- Task requirements:
Transcribe all the records exactly and omit any images they hold.

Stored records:
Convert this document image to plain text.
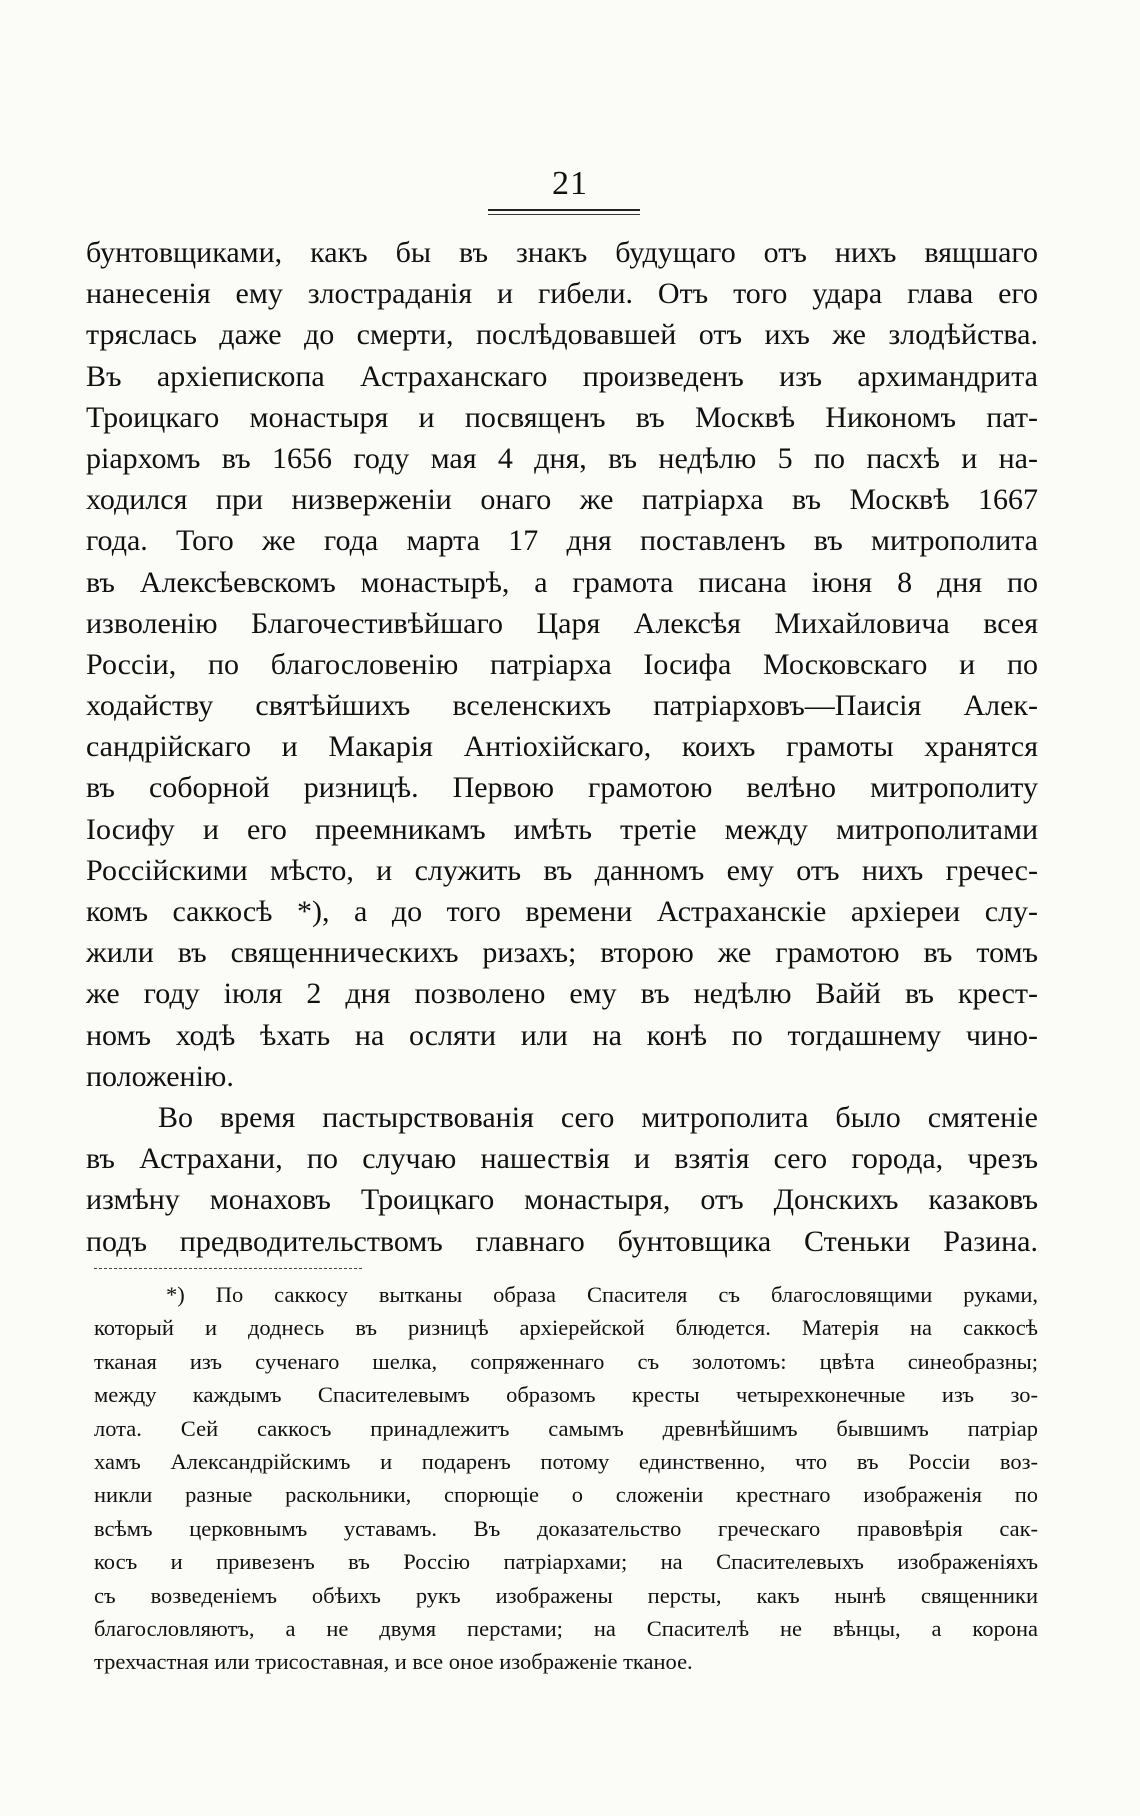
21
бунтовщиками, какъ бы въ знакъ будущаго отъ нихъ вящшаго
нанесенія ему злостраданія и гибели. Отъ того удара глава его
тряслась даже до смерти, послѣдовавшей отъ ихъ же злодѣйства.
Въ архіепископа Астраханскаго произведенъ изъ архимандрита
Троицкаго монастыря и посвященъ въ Москвѣ Никономъ пат-
ріархомъ въ 1656 году мая 4 дня, въ недѣлю 5 по пасхѣ и на-
ходился при низверженіи онаго же патріарха въ Москвѣ 1667
года. Того же года марта 17 дня поставленъ въ митрополита
въ Алексѣевскомъ монастырѣ, а грамота писана іюня 8 дня по
изволенію Благочестивѣйшаго Царя Алексѣя Михайловича всея
Россіи, по благословенію патріарха Іосифа Московскаго и по
ходайству святѣйшихъ вселенскихъ патріарховъ—Паисія Алек-
сандрійскаго и Макарія Антіохійскаго, коихъ грамоты хранятся
въ соборной ризницѣ. Первою грамотою велѣно митрополиту
Іосифу и его преемникамъ имѣть третіе между митрополитами
Россійскими мѣсто, и служить въ данномъ ему отъ нихъ гречес-
комъ саккосѣ *), а до того времени Астраханскіе архіереи слу-
жили въ священническихъ ризахъ; второю же грамотою въ томъ
же году іюля 2 дня позволено ему въ недѣлю Вайй въ крест-
номъ ходѣ ѣхать на осляти или на конѣ по тогдашнему чино-
положенію.
Во время пастырствованія сего митрополита было смятеніе
въ Астрахани, по случаю нашествія и взятія сего города, чрезъ
измѣну монаховъ Троицкаго монастыря, отъ Донскихъ казаковъ
подъ предводительствомъ главнаго бунтовщика Стеньки Разина.
*) По саккосу вытканы образа Спасителя съ благословящими руками,
который и доднесь въ ризницѣ архіерейской блюдется. Матерія на саккосѣ
тканая изъ сученаго шелка, сопряженнаго съ золотомъ: цвѣта синеобразны;
между каждымъ Спасителевымъ образомъ кресты четырехконечные изъ зо-
лота. Сей саккосъ принадлежитъ самымъ древнѣйшимъ бывшимъ патріар
хамъ Александрійскимъ и подаренъ потому единственно, что въ Россіи воз-
никли разные раскольники, спорющіе о сложеніи крестнаго изображенія по
всѣмъ церковнымъ уставамъ. Въ доказательство греческаго правовѣрія сак-
косъ и привезенъ въ Россію патріархами; на Спасителевыхъ изображеніяхъ
съ возведеніемъ обѣихъ рукъ изображены персты, какъ нынѣ священники
благословляютъ, а не двумя перстами; на Спасителѣ не вѣнцы, а корона
трехчастная или трисоставная, и все оное изображеніе тканое.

- Response to this exercise:
Convert this document image to plain text.
21
бунтовщиками, какъ бы въ знакъ будущаго отъ нихъ вящшаго
нанесенія ему злостраданія и гибели. Отъ того удара глава его
тряслась даже до смерти, послѣдовавшей отъ ихъ же злодѣйства.
Въ архіепископа Астраханскаго произведенъ изъ архимандрита
Троицкаго монастыря и посвященъ въ Москвѣ Никономъ пат-
ріархомъ въ 1656 году мая 4 дня, въ недѣлю 5 по пасхѣ и на-
ходился при низверженіи онаго же патріарха въ Москвѣ 1667
года. Того же года марта 17 дня поставленъ въ митрополита
въ Алексѣевскомъ монастырѣ, а грамота писана іюня 8 дня по
изволенію Благочестивѣйшаго Царя Алексѣя Михайловича всея
Россіи, по благословенію патріарха Іосифа Московскаго и по
ходайству святѣйшихъ вселенскихъ патріарховъ—Паисія Алек-
сандрійскаго и Макарія Антіохійскаго, коихъ грамоты хранятся
въ соборной ризницѣ. Первою грамотою велѣно митрополиту
Іосифу и его преемникамъ имѣть третіе между митрополитами
Россійскими мѣсто, и служить въ данномъ ему отъ нихъ гречес-
комъ саккосѣ *), а до того времени Астраханскіе архіереи слу-
жили въ священническихъ ризахъ; второю же грамотою въ томъ
же году іюля 2 дня позволено ему въ недѣлю Вайй въ крест-
номъ ходѣ ѣхать на осляти или на конѣ по тогдашнему чино-
положенію.
Во время пастырствованія сего митрополита было смятеніе
въ Астрахани, по случаю нашествія и взятія сего города, чрезъ
измѣну монаховъ Троицкаго монастыря, отъ Донскихъ казаковъ
подъ предводительствомъ главнаго бунтовщика Стеньки Разина.
*) По саккосу вытканы образа Спасителя съ благословящими руками,
который и доднесь въ ризницѣ архіерейской блюдется. Матерія на саккосѣ
тканая изъ сученаго шелка, сопряженнаго съ золотомъ: цвѣта синеобразны;
между каждымъ Спасителевымъ образомъ кресты четырехконечные изъ зо-
лота. Сей саккосъ принадлежитъ самымъ древнѣйшимъ бывшимъ патріар
хамъ Александрійскимъ и подаренъ потому единственно, что въ Россіи воз-
никли разные раскольники, спорющіе о сложеніи крестнаго изображенія по
всѣмъ церковнымъ уставамъ. Въ доказательство греческаго правовѣрія сак-
косъ и привезенъ въ Россію патріархами; на Спасителевыхъ изображеніяхъ
съ возведеніемъ обѣихъ рукъ изображены персты, какъ нынѣ священники
благословляютъ, а не двумя перстами; на Спасителѣ не вѣнцы, а корона
трехчастная или трисоставная, и все оное изображеніе тканое.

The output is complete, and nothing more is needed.